***** INPUT *****
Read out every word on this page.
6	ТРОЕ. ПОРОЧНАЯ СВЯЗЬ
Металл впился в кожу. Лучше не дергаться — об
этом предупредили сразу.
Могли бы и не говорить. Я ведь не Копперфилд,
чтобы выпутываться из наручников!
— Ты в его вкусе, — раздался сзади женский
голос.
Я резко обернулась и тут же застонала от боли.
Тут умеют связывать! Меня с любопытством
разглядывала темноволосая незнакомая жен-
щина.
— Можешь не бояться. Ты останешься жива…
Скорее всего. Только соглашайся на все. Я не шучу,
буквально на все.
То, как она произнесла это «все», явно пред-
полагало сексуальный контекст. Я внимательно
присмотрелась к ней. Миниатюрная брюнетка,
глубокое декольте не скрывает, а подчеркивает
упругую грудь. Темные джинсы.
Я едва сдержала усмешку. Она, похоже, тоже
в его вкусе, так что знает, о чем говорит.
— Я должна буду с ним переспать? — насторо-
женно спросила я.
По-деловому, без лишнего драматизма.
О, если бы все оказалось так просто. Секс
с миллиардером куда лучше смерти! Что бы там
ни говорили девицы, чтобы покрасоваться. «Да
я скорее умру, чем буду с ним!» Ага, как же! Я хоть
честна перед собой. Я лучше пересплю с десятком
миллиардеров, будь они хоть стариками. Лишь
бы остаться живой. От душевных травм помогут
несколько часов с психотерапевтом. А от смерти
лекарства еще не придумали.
*****
From the material given, work out how many lines hold the string "чтобы"; state that number and nothing further.

2